▸ Work required:
Pick out each line containing the string "Bianchi".

-- Start Source records --

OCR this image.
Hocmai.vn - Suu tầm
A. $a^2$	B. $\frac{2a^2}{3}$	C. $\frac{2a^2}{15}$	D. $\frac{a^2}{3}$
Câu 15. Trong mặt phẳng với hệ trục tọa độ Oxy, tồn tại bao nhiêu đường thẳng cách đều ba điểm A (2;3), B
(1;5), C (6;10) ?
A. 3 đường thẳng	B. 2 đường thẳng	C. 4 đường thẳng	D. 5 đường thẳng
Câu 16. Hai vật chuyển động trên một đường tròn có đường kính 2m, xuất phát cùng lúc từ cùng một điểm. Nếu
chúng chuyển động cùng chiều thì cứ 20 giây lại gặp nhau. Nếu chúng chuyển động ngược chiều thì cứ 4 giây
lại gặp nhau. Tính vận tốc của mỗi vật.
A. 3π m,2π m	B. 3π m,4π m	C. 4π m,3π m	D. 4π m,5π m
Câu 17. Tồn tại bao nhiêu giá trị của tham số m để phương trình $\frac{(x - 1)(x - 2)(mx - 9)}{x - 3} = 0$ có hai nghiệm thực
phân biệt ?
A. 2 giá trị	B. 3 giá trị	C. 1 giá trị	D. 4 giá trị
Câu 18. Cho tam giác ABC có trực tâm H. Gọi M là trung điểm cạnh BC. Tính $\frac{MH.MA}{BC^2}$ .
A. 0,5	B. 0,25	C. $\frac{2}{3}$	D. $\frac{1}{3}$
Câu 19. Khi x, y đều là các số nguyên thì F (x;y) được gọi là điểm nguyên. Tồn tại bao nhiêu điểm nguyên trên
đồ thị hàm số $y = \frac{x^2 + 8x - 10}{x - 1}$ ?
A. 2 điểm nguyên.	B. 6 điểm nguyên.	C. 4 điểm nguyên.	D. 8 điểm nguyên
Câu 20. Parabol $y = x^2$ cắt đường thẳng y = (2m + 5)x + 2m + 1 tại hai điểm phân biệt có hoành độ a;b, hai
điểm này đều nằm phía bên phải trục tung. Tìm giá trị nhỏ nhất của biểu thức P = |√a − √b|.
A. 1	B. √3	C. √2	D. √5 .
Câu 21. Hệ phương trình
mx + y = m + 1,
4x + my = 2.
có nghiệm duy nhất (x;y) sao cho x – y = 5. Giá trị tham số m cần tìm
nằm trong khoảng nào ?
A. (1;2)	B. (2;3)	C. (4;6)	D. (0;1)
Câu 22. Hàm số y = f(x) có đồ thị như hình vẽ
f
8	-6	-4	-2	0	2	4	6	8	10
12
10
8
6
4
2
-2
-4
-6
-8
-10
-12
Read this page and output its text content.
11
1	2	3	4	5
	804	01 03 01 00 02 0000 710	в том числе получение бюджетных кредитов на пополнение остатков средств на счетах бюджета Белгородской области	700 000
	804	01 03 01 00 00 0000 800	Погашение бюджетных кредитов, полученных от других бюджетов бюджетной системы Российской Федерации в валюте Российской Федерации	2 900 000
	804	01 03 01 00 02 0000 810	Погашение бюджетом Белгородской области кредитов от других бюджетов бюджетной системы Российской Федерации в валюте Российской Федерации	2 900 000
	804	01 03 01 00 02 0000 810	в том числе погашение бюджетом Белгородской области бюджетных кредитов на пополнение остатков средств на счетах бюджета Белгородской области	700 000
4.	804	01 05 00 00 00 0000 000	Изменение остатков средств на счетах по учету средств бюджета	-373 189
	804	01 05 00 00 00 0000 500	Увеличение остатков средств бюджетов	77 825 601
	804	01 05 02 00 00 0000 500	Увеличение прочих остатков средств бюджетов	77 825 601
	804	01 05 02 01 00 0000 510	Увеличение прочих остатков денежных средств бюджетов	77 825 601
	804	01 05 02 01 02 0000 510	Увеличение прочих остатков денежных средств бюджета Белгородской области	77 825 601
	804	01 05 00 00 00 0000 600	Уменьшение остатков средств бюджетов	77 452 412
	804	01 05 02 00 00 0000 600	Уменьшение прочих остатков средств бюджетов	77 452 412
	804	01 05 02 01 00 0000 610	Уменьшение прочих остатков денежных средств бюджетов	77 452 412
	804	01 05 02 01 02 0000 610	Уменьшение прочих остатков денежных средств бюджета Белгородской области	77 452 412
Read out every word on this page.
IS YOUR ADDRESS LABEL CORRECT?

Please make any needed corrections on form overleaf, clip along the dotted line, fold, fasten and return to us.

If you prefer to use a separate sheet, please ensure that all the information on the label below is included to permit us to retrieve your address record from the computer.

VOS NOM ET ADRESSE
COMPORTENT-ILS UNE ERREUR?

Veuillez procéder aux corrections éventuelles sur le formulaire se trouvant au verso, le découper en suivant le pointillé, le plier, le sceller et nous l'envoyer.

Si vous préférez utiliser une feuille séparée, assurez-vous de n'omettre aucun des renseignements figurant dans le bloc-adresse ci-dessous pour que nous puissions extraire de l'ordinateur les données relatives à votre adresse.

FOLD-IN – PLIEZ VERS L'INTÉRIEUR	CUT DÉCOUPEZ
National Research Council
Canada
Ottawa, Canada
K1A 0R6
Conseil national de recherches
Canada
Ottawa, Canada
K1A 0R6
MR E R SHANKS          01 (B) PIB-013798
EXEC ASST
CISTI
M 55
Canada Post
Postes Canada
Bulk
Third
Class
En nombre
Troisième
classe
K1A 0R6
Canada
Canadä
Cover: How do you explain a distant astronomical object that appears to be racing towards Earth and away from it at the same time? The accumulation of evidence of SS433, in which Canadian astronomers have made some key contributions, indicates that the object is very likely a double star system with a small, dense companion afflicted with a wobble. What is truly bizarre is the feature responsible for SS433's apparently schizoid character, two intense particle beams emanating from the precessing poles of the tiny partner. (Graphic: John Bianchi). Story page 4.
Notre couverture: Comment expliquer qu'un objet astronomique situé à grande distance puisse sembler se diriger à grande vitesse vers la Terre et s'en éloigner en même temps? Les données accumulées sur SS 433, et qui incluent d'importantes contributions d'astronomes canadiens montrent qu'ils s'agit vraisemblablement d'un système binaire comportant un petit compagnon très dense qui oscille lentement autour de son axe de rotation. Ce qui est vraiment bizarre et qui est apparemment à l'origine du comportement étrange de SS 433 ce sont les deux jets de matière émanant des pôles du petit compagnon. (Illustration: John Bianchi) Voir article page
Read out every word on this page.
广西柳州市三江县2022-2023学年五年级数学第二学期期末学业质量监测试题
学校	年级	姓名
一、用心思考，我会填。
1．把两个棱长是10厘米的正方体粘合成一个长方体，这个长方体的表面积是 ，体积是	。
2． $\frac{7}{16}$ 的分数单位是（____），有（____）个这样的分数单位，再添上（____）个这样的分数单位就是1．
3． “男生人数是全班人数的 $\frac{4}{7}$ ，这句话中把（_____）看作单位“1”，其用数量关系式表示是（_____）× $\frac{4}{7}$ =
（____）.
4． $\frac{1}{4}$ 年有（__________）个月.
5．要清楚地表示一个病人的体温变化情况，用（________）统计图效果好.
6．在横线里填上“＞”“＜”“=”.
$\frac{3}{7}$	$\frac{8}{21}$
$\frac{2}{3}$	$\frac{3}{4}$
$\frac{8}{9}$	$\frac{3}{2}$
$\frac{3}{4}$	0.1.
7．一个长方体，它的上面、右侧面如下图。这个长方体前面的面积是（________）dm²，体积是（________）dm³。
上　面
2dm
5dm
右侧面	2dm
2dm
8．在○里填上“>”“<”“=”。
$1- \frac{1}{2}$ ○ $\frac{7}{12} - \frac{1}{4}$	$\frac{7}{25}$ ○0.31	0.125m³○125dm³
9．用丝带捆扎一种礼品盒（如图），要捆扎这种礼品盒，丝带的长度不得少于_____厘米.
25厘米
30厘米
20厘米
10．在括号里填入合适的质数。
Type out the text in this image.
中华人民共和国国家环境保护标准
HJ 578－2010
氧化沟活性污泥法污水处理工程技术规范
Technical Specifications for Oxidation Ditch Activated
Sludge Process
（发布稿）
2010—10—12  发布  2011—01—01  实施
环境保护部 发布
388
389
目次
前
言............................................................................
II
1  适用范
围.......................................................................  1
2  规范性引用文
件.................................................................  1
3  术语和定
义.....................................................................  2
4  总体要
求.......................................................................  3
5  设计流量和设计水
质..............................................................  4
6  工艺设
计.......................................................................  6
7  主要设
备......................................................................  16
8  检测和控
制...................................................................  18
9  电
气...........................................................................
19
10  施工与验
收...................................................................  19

-- End Source records --

▸ Exercise solution:
Cover: How do you explain a distant astronomical object that appears to be racing towards Earth and away from it at the same time? The accumulation of evidence of SS433, in which Canadian astronomers have made some key contributions, indicates that the object is very likely a double star system with a small, dense companion afflicted with a wobble. What is truly bizarre is the feature responsible for SS433's apparently schizoid character, two intense particle beams emanating from the precessing poles of the tiny partner. (Graphic: John Bianchi). Story page 4.
Notre couverture: Comment expliquer qu'un objet astronomique situé à grande distance puisse sembler se diriger à grande vitesse vers la Terre et s'en éloigner en même temps? Les données accumulées sur SS 433, et qui incluent d'importantes contributions d'astronomes canadiens montrent qu'ils s'agit vraisemblablement d'un système binaire comportant un petit compagnon très dense qui oscille lentement autour de son axe de rotation. Ce qui est vraiment bizarre et qui est apparemment à l'origine du comportement étrange de SS 433 ce sont les deux jets de matière émanant des pôles du petit compagnon. (Illustration: John Bianchi) Voir article page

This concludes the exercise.